Given problem:
Select, from the data, each line where "directeur" occurs.

The data:
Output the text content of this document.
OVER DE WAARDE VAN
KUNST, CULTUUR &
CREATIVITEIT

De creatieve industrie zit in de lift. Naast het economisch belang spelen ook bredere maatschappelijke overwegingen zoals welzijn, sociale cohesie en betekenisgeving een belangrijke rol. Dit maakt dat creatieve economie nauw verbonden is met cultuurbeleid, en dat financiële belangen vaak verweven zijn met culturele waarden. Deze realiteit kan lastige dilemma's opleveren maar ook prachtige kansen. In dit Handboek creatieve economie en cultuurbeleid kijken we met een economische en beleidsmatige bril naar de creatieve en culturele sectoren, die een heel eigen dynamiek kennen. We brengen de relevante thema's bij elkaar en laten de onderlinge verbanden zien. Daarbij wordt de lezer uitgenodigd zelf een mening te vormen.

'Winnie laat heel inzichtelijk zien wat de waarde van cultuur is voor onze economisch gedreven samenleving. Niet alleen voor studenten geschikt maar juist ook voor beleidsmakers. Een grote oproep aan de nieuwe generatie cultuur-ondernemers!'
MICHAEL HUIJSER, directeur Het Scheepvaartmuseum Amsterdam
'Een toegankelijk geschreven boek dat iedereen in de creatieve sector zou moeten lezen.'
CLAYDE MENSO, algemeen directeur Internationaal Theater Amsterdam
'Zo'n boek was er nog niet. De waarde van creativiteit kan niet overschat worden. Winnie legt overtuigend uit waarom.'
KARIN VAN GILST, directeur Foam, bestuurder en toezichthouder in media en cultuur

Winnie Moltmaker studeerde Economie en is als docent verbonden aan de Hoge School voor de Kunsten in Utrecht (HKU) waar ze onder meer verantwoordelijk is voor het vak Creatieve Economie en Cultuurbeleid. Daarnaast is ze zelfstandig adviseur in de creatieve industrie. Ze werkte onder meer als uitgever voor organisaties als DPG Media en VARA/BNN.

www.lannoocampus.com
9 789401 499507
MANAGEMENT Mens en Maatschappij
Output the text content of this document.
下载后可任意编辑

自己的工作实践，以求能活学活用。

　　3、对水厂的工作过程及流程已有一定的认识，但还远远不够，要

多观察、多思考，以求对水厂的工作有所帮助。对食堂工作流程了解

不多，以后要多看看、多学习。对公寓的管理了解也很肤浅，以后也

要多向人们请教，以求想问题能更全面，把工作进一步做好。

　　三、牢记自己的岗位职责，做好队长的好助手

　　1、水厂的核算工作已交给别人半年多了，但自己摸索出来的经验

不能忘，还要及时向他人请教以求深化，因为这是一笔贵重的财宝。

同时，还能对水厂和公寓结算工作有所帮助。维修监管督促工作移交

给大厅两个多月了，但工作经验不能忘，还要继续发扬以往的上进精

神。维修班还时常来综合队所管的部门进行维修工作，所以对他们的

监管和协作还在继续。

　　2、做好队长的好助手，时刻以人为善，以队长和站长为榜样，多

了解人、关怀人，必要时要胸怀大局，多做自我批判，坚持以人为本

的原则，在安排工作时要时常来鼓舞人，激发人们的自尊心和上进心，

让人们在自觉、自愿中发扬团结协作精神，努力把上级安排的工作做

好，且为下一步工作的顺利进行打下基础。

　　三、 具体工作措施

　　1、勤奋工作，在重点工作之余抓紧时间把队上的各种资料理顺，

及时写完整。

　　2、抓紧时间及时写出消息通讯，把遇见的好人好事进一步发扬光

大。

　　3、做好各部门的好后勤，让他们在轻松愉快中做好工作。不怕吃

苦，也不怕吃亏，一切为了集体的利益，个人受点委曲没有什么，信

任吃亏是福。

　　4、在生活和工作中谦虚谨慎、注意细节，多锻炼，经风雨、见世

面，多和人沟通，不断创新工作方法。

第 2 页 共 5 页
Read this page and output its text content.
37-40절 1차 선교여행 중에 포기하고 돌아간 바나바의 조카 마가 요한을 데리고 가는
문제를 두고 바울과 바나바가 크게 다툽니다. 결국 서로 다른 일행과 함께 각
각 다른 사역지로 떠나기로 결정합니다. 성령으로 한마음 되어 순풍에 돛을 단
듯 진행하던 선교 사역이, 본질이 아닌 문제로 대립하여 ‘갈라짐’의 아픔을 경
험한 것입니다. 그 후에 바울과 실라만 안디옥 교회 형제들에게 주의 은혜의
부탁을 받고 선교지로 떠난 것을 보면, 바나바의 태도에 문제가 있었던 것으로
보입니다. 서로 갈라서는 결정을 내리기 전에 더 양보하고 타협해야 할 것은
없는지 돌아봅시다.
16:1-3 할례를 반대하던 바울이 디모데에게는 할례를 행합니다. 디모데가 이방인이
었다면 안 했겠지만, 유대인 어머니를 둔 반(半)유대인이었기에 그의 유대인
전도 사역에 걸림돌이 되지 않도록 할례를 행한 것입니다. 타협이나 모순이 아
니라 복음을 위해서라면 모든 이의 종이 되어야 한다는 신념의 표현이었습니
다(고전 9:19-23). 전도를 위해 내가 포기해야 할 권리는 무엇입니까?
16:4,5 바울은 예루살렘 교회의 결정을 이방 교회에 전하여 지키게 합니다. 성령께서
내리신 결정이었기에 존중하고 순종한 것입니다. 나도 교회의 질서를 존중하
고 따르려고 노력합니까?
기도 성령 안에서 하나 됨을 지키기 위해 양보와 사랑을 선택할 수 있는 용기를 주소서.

Task solution:
MICHAEL HUIJSER, directeur Het Scheepvaartmuseum Amsterdam
CLAYDE MENSO, algemeen directeur Internationaal Theater Amsterdam
KARIN VAN GILST, directeur Foam, bestuurder en toezichthouder in media en cultuur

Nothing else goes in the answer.